Gather all lines in the entries that include the word "dogs".

>>>

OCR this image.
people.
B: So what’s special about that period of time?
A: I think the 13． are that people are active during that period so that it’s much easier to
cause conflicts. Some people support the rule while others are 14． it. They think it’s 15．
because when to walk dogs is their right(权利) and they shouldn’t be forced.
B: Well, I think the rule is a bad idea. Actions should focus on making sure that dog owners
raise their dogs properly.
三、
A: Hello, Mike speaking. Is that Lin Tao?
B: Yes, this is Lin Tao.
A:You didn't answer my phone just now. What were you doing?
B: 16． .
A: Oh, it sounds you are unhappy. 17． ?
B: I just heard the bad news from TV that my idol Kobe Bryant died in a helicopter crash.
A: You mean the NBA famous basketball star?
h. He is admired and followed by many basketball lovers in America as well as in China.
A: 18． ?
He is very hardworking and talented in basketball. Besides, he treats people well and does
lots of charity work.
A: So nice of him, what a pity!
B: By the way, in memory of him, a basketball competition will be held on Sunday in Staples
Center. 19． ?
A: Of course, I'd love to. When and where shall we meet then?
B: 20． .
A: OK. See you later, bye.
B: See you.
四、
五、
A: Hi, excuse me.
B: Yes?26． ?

<<<

### Right answer:
because when to walk dogs is their right(权利) and they shouldn’t be forced.
raise their dogs properly.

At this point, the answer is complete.